Saved data entries –
* Begin *

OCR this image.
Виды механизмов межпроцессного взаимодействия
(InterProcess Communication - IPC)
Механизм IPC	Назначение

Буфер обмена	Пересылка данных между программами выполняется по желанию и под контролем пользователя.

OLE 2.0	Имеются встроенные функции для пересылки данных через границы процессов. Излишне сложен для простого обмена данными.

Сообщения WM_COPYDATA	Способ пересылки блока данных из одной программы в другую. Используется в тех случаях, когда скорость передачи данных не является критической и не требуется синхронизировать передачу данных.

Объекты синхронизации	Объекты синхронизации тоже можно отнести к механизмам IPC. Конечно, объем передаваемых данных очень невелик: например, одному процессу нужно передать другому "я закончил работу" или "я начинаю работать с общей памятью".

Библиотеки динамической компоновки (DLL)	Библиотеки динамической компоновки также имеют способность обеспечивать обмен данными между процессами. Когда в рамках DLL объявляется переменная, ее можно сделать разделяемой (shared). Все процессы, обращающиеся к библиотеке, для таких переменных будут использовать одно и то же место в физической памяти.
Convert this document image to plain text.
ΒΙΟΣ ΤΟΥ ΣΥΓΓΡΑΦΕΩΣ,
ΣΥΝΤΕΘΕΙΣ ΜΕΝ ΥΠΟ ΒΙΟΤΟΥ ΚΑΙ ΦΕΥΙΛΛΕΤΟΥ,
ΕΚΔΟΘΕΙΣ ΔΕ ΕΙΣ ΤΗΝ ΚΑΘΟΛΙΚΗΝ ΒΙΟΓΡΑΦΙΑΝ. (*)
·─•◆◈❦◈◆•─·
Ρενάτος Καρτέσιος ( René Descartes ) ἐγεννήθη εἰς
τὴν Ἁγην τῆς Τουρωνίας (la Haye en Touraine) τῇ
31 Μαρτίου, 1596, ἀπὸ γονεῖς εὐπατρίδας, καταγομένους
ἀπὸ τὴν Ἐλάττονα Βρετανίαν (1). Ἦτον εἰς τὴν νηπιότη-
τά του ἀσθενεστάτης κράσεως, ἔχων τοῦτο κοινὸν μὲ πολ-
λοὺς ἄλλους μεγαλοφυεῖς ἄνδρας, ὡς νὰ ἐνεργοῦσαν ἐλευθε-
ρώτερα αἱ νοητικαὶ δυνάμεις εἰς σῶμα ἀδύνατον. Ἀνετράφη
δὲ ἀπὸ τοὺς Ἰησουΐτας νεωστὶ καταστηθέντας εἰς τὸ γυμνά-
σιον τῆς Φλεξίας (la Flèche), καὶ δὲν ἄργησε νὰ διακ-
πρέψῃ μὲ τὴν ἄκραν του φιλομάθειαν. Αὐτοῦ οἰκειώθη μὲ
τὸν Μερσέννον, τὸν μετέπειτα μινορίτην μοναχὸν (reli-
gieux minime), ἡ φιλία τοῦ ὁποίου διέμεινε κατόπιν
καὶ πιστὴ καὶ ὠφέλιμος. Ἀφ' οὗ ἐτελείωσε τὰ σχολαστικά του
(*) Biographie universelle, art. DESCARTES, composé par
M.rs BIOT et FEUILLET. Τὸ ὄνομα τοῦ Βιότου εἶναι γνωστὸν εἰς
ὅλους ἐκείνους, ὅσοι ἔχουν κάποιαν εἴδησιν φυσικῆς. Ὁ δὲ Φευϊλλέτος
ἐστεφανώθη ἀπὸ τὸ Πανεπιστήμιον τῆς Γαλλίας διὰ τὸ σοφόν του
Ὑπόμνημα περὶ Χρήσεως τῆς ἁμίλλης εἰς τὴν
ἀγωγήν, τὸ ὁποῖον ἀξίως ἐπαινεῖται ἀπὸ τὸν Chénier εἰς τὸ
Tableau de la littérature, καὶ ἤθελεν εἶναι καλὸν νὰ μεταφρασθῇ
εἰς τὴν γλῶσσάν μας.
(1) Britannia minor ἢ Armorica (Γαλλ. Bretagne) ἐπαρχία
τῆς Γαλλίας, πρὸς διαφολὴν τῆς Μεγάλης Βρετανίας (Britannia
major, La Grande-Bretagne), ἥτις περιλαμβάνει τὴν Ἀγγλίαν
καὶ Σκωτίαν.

* End *

YOUR OBJECTIVE – Find the line with "Convert this document image to plain text." in the listing above, then write out that line and each remaining line exactly, with no other text.

EXERCISE OUTPUT –
Convert this document image to plain text.
ΒΙΟΣ ΤΟΥ ΣΥΓΓΡΑΦΕΩΣ,
ΣΥΝΤΕΘΕΙΣ ΜΕΝ ΥΠΟ ΒΙΟΤΟΥ ΚΑΙ ΦΕΥΙΛΛΕΤΟΥ,
ΕΚΔΟΘΕΙΣ ΔΕ ΕΙΣ ΤΗΝ ΚΑΘΟΛΙΚΗΝ ΒΙΟΓΡΑΦΙΑΝ. (*)
·─•◆◈❦◈◆•─·
Ρενάτος Καρτέσιος ( René Descartes ) ἐγεννήθη εἰς
τὴν Ἁγην τῆς Τουρωνίας (la Haye en Touraine) τῇ
31 Μαρτίου, 1596, ἀπὸ γονεῖς εὐπατρίδας, καταγομένους
ἀπὸ τὴν Ἐλάττονα Βρετανίαν (1). Ἦτον εἰς τὴν νηπιότη-
τά του ἀσθενεστάτης κράσεως, ἔχων τοῦτο κοινὸν μὲ πολ-
λοὺς ἄλλους μεγαλοφυεῖς ἄνδρας, ὡς νὰ ἐνεργοῦσαν ἐλευθε-
ρώτερα αἱ νοητικαὶ δυνάμεις εἰς σῶμα ἀδύνατον. Ἀνετράφη
δὲ ἀπὸ τοὺς Ἰησουΐτας νεωστὶ καταστηθέντας εἰς τὸ γυμνά-
σιον τῆς Φλεξίας (la Flèche), καὶ δὲν ἄργησε νὰ διακ-
πρέψῃ μὲ τὴν ἄκραν του φιλομάθειαν. Αὐτοῦ οἰκειώθη μὲ
τὸν Μερσέννον, τὸν μετέπειτα μινορίτην μοναχὸν (reli-
gieux minime), ἡ φιλία τοῦ ὁποίου διέμεινε κατόπιν
καὶ πιστὴ καὶ ὠφέλιμος. Ἀφ' οὗ ἐτελείωσε τὰ σχολαστικά του
(*) Biographie universelle, art. DESCARTES, composé par
M.rs BIOT et FEUILLET. Τὸ ὄνομα τοῦ Βιότου εἶναι γνωστὸν εἰς
ὅλους ἐκείνους, ὅσοι ἔχουν κάποιαν εἴδησιν φυσικῆς. Ὁ δὲ Φευϊλλέτος
ἐστεφανώθη ἀπὸ τὸ Πανεπιστήμιον τῆς Γαλλίας διὰ τὸ σοφόν του
Ὑπόμνημα περὶ Χρήσεως τῆς ἁμίλλης εἰς τὴν
ἀγωγήν, τὸ ὁποῖον ἀξίως ἐπαινεῖται ἀπὸ τὸν Chénier εἰς τὸ
Tableau de la littérature, καὶ ἤθελεν εἶναι καλὸν νὰ μεταφρασθῇ
εἰς τὴν γλῶσσάν μας.
(1) Britannia minor ἢ Armorica (Γαλλ. Bretagne) ἐπαρχία
τῆς Γαλλίας, πρὸς διαφολὴν τῆς Μεγάλης Βρετανίας (Britannia
major, La Grande-Bretagne), ἥτις περιλαμβάνει τὴν Ἀγγλίαν
καὶ Σκωτίαν.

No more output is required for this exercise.